Objective: Return only the number of lines holding the word "this".
— START OF Records for processing —
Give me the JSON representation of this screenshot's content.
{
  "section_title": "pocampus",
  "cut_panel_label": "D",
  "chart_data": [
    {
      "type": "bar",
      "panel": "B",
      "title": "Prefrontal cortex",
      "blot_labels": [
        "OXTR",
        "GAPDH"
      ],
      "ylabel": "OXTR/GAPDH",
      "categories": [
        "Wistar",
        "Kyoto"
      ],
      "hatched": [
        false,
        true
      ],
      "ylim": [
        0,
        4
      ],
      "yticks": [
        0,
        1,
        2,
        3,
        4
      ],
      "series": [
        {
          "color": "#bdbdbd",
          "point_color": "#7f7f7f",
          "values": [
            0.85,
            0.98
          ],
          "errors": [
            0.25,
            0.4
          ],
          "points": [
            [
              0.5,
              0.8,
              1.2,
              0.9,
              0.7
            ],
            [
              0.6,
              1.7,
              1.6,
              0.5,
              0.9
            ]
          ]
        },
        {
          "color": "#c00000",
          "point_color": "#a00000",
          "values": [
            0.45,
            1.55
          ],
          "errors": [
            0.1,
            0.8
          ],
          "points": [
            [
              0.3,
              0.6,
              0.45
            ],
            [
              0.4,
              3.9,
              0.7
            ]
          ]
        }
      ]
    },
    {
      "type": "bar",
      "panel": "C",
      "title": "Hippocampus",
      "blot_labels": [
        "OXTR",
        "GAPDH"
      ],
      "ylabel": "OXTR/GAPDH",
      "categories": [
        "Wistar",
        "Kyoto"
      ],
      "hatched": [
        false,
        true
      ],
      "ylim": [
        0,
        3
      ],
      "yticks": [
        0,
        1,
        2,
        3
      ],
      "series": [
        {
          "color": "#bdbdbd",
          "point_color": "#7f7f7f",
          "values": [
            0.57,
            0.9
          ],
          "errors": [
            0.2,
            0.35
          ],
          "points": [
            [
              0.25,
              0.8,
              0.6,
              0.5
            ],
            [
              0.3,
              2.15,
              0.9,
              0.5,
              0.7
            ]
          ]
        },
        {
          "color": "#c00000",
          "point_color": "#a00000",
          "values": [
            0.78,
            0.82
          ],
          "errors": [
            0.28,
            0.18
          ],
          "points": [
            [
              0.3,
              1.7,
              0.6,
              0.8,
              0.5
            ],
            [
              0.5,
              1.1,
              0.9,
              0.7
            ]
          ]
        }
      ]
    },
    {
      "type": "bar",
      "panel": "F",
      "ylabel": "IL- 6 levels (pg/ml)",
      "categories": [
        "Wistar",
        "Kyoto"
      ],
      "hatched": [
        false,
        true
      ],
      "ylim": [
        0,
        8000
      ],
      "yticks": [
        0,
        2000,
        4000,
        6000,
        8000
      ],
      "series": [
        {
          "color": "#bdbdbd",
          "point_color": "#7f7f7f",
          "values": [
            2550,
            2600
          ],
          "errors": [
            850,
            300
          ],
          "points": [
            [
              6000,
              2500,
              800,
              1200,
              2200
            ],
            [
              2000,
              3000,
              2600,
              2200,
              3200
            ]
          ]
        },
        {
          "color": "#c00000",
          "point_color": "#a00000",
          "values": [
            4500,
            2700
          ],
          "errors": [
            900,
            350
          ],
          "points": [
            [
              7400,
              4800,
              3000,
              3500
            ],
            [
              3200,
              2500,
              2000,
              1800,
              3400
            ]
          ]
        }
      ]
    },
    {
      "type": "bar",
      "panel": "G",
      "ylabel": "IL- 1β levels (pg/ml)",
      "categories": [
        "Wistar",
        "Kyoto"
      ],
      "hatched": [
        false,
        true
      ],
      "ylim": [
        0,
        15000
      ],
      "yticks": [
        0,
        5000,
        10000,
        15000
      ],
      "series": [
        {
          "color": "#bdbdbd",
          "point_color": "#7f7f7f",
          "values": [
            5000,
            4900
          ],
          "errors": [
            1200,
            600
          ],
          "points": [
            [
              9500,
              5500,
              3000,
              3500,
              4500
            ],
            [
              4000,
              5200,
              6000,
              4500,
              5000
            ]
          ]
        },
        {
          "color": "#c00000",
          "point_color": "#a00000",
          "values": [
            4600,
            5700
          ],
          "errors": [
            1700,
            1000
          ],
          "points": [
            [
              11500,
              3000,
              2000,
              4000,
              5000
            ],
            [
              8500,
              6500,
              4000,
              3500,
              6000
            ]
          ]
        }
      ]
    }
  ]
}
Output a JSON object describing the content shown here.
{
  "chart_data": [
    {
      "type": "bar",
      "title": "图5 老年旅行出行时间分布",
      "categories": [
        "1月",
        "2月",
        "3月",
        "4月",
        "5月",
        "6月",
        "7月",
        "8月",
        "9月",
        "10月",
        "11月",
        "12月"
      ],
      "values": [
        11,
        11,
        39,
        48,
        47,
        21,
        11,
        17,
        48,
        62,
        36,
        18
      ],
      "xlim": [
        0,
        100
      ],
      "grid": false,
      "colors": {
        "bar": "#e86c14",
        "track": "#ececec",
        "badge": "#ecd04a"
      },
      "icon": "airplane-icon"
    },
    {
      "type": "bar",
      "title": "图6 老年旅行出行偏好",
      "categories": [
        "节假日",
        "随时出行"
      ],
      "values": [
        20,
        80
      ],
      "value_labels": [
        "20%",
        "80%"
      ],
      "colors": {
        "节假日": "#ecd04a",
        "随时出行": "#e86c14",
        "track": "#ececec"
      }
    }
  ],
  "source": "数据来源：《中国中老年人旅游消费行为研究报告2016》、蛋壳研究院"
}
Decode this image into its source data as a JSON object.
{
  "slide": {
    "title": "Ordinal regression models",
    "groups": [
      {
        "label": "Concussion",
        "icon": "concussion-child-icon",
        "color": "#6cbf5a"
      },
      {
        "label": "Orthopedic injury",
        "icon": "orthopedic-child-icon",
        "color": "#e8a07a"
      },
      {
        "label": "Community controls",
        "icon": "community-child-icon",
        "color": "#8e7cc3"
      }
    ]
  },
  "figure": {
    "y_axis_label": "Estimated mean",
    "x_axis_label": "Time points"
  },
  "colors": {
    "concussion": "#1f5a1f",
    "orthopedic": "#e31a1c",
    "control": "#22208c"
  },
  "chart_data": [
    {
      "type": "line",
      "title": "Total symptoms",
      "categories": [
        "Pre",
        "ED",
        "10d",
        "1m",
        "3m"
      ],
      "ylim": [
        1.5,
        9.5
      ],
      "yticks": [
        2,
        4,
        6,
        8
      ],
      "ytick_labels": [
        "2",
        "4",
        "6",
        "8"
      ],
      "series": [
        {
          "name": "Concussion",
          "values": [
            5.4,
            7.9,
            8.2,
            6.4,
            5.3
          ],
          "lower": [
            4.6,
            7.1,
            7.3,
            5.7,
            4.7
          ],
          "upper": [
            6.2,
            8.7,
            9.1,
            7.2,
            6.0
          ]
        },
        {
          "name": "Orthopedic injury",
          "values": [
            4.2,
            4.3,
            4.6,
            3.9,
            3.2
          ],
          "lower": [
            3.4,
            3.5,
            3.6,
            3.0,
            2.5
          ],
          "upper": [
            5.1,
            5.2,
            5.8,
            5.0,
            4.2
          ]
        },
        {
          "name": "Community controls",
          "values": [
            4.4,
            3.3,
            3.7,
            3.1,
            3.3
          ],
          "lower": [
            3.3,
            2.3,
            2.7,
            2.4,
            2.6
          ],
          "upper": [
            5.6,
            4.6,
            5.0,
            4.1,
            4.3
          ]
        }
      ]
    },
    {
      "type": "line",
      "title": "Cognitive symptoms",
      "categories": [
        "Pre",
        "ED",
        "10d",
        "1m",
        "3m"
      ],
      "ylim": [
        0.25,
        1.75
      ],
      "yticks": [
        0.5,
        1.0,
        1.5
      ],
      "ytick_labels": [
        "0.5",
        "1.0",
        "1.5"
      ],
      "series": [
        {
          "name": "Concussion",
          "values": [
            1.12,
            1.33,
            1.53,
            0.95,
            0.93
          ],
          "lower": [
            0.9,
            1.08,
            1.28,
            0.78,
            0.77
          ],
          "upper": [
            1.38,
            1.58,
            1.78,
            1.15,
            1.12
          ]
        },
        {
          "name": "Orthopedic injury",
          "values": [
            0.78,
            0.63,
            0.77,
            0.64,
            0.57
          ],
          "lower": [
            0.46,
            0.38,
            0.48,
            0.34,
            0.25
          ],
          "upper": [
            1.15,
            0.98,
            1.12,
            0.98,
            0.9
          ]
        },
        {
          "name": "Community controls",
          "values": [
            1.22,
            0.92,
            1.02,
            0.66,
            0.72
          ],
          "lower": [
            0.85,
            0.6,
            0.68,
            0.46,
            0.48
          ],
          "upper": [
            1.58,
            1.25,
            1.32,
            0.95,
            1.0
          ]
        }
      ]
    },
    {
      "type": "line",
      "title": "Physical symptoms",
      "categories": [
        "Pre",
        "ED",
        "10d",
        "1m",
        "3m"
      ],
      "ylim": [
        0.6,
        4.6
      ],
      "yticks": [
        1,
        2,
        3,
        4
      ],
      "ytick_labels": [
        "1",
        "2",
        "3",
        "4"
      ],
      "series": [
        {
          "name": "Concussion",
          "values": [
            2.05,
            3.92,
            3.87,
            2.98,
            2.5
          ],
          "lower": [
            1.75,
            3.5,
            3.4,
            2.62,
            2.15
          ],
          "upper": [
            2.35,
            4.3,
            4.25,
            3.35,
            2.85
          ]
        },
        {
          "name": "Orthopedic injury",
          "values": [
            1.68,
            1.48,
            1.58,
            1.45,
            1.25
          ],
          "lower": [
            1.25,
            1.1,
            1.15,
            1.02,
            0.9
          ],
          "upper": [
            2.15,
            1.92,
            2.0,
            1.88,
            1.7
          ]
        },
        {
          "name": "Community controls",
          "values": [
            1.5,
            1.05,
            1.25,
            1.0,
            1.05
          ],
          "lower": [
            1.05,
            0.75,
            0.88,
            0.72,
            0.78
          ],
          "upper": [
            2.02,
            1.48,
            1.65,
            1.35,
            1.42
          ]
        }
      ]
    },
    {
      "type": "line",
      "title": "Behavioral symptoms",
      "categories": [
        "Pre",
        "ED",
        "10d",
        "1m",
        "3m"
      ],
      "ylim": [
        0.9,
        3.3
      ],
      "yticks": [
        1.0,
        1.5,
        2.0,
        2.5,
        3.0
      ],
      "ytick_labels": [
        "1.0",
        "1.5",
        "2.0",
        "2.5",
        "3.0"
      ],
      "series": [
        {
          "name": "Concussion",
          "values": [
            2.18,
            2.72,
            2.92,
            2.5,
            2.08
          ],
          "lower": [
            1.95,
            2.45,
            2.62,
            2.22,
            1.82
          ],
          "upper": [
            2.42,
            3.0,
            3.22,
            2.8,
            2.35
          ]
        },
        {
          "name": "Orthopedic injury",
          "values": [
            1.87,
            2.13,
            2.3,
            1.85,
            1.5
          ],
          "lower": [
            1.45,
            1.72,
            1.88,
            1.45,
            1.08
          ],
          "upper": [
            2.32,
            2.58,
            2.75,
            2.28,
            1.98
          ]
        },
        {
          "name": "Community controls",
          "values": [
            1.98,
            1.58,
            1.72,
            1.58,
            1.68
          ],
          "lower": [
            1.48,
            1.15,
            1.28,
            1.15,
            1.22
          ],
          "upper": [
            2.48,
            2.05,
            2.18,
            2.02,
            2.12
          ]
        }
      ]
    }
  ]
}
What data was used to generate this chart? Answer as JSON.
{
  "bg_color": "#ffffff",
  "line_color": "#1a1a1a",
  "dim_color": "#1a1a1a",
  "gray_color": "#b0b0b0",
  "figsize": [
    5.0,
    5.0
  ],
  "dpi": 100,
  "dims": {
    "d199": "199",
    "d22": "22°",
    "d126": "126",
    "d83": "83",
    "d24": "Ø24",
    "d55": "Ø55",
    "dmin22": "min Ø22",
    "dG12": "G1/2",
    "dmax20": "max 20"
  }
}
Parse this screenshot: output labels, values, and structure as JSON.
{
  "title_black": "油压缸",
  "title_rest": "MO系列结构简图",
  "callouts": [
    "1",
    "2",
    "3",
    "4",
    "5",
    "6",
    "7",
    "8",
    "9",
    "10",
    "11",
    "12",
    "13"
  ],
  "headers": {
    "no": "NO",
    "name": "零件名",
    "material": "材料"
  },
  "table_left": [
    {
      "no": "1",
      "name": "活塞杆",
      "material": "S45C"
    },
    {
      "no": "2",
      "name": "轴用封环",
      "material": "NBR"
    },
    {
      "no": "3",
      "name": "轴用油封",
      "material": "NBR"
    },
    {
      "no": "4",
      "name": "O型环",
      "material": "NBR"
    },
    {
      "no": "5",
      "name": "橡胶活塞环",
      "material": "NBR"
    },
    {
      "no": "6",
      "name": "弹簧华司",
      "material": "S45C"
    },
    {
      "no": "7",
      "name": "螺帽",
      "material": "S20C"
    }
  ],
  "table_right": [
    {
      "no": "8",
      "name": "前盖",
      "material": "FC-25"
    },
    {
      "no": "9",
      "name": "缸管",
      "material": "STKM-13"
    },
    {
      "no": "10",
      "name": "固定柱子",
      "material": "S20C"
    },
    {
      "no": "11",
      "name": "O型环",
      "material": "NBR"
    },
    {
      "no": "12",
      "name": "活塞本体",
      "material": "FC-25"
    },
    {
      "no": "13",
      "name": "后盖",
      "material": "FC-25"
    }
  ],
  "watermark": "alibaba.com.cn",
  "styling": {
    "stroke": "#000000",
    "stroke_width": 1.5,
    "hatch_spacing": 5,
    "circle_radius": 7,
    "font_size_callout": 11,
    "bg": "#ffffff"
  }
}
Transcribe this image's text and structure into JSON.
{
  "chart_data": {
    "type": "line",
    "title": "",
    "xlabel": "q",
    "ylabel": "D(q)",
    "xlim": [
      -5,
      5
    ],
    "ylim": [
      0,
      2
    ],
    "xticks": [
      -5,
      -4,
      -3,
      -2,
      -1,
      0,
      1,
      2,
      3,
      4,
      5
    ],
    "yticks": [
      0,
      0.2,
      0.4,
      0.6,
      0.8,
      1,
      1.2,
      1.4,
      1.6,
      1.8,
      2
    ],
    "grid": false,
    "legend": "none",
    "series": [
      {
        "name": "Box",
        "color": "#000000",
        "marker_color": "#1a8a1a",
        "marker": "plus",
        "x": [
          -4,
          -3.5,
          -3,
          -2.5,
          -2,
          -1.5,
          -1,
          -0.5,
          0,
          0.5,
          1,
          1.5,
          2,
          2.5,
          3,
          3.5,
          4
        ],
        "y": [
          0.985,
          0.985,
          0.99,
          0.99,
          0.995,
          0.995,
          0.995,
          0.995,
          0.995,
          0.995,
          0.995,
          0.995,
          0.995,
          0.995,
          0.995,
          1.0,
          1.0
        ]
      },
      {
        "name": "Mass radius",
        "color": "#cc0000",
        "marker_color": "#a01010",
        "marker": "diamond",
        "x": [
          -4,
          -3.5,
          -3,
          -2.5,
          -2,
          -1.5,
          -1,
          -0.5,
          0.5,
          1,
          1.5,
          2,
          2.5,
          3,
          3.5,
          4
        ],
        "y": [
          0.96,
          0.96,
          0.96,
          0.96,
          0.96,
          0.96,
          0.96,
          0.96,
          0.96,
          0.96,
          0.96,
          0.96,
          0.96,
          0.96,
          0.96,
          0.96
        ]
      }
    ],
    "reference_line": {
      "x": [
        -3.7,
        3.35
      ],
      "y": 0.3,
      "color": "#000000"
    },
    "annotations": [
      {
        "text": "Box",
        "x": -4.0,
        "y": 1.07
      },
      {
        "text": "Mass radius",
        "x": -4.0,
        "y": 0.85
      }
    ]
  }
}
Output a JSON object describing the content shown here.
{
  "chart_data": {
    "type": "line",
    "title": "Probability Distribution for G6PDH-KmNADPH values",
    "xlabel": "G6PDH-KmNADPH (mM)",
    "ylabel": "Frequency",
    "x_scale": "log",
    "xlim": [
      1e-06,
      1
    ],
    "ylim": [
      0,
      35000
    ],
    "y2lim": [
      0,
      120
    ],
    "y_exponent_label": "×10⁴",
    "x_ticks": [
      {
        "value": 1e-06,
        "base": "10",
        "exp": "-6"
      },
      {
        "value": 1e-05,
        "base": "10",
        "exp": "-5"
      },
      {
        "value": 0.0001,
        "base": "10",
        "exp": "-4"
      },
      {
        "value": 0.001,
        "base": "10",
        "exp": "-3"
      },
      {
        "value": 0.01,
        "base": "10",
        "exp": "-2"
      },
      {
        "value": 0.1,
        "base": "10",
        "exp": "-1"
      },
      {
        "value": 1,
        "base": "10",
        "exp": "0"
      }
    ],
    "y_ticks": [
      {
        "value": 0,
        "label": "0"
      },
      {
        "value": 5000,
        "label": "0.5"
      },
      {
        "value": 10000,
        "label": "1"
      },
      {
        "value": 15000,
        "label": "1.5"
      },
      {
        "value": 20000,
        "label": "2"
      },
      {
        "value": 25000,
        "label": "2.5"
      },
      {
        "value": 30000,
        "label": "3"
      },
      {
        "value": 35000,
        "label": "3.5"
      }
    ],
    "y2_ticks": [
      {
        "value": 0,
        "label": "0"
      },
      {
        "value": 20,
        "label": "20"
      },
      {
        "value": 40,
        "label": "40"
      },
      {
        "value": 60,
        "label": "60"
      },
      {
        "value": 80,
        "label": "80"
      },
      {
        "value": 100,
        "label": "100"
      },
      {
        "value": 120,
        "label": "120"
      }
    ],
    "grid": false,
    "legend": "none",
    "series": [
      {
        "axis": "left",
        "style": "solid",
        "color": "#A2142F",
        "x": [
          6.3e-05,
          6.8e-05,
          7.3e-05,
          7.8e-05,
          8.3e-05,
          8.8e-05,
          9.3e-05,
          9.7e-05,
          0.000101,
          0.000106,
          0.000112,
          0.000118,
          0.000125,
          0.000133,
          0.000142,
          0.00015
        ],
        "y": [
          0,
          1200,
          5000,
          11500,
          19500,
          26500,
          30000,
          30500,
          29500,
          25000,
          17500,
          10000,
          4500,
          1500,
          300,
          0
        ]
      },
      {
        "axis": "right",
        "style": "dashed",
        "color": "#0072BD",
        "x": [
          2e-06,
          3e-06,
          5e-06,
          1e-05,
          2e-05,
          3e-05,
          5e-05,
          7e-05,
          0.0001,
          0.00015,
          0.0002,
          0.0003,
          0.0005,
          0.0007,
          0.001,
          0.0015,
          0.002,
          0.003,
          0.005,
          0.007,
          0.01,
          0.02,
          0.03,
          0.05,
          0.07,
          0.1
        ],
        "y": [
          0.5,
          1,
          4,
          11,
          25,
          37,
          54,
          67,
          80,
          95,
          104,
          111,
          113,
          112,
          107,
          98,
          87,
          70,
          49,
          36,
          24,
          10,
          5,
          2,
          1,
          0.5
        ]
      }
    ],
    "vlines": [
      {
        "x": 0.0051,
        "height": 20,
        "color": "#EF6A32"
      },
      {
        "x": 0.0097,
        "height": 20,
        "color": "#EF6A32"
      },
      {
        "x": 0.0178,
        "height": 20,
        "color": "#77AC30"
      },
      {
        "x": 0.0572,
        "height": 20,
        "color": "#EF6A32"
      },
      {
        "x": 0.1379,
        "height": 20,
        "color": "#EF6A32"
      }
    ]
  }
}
— END OF Records for processing —
Output: 5